The street railroad is about seven miles in length, and the line runs through a rural town and two villages. each having a distinct municipal government, and different authorities in charge of the highways. The crossing in question is wholly in the town, and the petitioner produced the consent of the highway commissioners of that town to the construction of the railroad. It is admitted in the opinion of the learned court below that this paper is sufficient in form and substance to meet all the requirements of law providing for the consent of the local authorities in control of the highway. Whether a steam railroad crossing a highway in the town should be intersected by a street railroad at the same point was a question to be determined by the authorities of the town in which the crossing was located. The authorities of some other town or village had no power to consent, and were not concerned with the question. The paper produced proved that, so far as the local authorities of that town were concerned, the petitioner was in the lawful use of the highway for the purpose of operating a railroad. In re People's R. Co., 112 N. Y. 578, 20 N. E. 367. We therefore concur with the learned court below with respect to the consent of the local authorities, and hold that the statute was complied with in that respect.
══════
*Written problem A*. List every number written in digits in the railroad crossing text, in the order they appear.

Data pulled from a collection
══════
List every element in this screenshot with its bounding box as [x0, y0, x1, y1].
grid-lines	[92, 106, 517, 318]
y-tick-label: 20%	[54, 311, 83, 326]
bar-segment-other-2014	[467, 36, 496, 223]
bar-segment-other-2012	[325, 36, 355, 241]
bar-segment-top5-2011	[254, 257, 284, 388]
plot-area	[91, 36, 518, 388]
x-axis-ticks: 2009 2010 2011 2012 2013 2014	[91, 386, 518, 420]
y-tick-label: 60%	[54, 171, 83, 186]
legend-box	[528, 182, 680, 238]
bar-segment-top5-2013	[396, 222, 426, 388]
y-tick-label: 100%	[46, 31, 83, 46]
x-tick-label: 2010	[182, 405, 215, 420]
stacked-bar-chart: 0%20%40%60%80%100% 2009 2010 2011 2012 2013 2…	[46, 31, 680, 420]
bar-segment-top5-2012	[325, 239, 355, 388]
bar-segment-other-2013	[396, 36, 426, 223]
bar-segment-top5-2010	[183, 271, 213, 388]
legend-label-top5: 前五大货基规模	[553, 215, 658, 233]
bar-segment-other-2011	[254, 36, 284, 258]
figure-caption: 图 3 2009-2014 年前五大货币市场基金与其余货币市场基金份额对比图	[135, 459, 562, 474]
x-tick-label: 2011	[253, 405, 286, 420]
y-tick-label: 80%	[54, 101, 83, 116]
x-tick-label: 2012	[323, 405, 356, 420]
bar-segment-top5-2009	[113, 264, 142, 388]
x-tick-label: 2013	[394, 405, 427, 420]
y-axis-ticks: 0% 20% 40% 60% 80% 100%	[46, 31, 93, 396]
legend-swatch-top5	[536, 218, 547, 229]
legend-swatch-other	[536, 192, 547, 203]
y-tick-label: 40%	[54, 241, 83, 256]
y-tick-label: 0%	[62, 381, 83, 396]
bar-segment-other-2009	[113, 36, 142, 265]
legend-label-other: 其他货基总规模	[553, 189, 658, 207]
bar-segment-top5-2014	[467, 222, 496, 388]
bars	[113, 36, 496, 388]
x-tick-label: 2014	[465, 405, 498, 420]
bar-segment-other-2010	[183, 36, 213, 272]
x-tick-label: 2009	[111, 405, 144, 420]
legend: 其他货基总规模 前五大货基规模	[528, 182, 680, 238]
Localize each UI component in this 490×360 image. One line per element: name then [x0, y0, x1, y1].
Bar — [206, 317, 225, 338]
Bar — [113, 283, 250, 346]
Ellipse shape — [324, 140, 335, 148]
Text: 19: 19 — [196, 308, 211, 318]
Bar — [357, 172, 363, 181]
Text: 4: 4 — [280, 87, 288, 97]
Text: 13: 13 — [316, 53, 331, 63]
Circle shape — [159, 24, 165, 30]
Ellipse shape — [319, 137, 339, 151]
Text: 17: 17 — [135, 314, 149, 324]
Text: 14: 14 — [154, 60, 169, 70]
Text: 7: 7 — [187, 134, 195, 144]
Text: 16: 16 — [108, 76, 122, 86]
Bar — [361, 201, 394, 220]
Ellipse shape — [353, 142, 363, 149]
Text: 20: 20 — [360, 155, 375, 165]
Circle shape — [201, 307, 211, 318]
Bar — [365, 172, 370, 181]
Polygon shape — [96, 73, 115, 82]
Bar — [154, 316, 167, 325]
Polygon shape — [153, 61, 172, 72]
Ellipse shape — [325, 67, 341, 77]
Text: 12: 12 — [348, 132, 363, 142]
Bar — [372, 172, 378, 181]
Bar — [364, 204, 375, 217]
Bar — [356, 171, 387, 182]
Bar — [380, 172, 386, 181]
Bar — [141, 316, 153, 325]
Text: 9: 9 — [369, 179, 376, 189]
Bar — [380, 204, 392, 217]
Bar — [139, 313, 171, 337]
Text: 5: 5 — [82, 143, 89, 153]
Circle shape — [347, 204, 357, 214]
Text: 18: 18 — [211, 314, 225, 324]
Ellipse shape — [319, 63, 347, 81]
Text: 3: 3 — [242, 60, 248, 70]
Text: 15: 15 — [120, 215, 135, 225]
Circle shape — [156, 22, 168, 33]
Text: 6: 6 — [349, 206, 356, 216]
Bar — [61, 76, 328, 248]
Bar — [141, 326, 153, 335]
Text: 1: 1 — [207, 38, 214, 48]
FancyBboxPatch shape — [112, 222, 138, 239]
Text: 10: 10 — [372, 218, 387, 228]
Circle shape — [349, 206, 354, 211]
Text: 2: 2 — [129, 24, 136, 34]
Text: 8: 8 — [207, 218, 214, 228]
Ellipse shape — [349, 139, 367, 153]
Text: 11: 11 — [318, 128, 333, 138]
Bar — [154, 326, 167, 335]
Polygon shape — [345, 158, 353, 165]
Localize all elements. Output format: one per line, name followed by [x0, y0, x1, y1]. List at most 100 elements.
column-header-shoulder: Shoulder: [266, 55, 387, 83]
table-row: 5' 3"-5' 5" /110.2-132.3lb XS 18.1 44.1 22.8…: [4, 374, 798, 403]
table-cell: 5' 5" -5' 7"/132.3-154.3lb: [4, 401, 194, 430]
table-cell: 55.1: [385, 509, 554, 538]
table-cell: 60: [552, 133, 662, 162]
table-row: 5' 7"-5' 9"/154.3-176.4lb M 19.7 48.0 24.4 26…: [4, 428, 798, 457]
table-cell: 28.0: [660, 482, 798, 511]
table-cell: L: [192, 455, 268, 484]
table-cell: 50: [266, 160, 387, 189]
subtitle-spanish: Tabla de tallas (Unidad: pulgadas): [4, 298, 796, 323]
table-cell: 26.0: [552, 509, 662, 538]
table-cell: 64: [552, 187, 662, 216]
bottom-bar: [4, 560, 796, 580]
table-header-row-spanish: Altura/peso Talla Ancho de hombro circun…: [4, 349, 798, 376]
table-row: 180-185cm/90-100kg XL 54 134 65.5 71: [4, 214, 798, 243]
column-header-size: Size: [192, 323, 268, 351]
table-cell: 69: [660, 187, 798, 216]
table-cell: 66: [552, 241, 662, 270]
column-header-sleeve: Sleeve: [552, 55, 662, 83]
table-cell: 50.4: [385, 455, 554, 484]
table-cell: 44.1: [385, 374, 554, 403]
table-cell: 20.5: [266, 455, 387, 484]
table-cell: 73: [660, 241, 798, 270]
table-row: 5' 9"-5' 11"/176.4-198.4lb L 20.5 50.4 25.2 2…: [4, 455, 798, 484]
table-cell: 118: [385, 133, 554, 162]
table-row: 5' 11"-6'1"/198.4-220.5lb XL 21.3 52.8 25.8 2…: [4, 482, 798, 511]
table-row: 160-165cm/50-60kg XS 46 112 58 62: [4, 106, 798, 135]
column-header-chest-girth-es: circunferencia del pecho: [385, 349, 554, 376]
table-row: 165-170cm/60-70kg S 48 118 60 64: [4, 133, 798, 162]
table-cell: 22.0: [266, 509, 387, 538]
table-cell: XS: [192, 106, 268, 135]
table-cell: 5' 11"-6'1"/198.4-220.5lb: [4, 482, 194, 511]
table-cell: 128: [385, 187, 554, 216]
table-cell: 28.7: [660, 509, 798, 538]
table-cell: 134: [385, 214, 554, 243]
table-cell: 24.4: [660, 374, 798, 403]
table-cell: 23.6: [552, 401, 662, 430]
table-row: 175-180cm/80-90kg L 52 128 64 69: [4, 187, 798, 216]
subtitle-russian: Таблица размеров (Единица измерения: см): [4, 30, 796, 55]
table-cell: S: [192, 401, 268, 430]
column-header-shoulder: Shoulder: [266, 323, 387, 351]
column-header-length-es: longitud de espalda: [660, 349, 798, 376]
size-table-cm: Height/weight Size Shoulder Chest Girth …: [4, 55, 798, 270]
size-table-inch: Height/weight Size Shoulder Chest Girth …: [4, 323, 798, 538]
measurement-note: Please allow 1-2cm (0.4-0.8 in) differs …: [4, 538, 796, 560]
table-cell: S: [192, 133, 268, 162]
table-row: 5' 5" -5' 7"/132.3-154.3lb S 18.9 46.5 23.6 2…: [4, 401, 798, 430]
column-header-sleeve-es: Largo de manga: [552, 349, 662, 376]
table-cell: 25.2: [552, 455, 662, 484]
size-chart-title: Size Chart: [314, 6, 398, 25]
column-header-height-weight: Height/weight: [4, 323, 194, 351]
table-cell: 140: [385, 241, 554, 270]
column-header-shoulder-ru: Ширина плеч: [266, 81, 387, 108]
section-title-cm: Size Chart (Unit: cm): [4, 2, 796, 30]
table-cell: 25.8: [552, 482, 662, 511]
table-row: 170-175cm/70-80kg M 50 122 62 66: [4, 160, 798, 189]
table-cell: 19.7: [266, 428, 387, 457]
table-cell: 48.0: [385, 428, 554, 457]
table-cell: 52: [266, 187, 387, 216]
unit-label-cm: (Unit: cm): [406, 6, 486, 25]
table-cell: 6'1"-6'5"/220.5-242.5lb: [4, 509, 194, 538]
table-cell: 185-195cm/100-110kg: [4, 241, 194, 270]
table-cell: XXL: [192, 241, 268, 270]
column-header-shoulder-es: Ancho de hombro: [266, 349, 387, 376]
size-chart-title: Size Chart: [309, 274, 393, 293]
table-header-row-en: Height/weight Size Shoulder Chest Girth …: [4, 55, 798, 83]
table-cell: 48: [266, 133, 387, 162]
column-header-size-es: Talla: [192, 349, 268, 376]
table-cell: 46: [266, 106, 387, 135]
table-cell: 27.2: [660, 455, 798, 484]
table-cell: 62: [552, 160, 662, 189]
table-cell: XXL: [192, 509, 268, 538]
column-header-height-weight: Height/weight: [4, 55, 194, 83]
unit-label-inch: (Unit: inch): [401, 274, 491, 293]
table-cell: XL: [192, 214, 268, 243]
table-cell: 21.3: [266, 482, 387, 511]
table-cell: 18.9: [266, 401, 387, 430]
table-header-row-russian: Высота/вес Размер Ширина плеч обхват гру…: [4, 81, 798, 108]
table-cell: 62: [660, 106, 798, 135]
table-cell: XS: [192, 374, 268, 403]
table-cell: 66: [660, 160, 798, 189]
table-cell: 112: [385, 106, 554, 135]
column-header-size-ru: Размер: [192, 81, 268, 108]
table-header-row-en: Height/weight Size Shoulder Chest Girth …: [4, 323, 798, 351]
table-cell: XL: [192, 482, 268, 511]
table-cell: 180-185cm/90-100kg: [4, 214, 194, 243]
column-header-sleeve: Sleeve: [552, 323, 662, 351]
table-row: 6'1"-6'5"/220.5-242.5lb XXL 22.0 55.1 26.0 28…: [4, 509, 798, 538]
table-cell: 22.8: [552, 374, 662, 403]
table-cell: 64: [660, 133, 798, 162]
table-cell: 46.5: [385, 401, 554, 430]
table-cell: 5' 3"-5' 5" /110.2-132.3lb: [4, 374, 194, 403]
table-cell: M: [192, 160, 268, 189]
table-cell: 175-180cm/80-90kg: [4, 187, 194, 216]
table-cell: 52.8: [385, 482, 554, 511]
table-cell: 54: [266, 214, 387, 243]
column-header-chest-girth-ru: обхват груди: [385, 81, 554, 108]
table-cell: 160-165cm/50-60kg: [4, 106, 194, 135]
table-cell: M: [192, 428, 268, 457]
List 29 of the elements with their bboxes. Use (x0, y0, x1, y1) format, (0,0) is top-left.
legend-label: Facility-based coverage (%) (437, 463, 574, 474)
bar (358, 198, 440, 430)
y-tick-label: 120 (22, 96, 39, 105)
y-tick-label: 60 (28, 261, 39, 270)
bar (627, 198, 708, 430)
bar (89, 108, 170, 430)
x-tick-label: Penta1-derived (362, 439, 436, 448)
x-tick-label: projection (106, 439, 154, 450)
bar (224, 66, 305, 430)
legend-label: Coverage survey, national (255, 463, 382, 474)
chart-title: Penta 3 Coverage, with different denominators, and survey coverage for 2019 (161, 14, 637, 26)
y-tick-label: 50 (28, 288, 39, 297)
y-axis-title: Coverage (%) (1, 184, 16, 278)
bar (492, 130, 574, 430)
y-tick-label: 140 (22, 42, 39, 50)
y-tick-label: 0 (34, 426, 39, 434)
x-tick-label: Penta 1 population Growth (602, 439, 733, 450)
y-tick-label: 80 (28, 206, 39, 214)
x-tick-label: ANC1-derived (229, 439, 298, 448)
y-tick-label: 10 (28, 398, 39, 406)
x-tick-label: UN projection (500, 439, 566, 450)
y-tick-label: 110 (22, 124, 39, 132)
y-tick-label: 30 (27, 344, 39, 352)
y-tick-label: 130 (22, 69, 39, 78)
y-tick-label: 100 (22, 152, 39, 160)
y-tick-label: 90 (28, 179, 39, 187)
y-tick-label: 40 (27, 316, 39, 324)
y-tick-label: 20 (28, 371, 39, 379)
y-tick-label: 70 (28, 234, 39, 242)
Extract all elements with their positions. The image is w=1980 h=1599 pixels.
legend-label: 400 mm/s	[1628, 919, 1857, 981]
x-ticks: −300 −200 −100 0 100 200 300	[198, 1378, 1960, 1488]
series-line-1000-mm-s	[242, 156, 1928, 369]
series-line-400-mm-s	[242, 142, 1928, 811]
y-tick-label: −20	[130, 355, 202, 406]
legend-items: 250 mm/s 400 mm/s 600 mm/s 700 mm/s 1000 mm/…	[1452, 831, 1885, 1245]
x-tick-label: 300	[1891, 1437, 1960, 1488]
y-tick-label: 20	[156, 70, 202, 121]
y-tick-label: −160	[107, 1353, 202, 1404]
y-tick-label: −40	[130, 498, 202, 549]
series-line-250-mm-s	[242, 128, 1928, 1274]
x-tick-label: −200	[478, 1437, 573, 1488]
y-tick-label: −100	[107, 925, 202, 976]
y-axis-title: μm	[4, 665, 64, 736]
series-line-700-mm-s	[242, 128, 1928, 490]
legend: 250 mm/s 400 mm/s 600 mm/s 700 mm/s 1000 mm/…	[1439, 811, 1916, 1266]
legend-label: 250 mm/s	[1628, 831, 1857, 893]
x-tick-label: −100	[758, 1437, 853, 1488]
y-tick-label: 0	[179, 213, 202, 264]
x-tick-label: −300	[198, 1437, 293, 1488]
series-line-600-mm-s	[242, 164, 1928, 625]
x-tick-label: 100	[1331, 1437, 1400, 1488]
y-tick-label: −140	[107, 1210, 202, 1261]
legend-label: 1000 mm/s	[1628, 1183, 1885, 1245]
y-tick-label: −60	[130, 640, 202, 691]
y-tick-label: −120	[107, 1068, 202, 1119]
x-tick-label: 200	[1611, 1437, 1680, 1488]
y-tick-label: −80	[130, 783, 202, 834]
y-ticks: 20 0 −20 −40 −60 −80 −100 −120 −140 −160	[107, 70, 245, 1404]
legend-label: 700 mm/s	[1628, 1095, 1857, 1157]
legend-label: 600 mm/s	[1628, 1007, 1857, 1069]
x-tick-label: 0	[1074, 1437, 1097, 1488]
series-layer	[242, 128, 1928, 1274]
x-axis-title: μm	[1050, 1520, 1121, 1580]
══════
*Written problem B*. Recast the listing as a Markdown table with the columns Row and Line, starting with its first line and going on through the line with "239, 355, 388]". Leave out blank lines.

*Expected output A*. 112, 578, 20, 367

*Expected output B*.
| Row | Line |
|---|---|
| 1 | List every element in this screenshot with its bounding box as [x0, y0, x1, y1]. |
| 2 | grid-lines	[92, 106, 517, 318] |
| 3 | y-tick-label: 20%	[54, 311, 83, 326] |
| 4 | bar-segment-other-2014	[467, 36, 496, 223] |
| 5 | bar-segment-other-2012	[325, 36, 355, 241] |
| 6 | bar-segment-top5-2011	[254, 257, 284, 388] |
| 7 | plot-area	[91, 36, 518, 388] |
| 8 | x-axis-ticks: 2009 2010 2011 2012 2013 2014	[91, 386, 518, 420] |
| 9 | y-tick-label: 60%	[54, 171, 83, 186] |
| 10 | legend-box	[528, 182, 680, 238] |
| 11 | bar-segment-top5-2013	[396, 222, 426, 388] |
| 12 | y-tick-label: 100%	[46, 31, 83, 46] |
| 13 | x-tick-label: 2010	[182, 405, 215, 420] |
| 14 | stacked-bar-chart: 0%20%40%60%80%100% 2009 2010 2011 2012 2013 2…	[46, 31, 680, 420] |
| 15 | bar-segment-top5-2012	[325, 239, 355, 388] |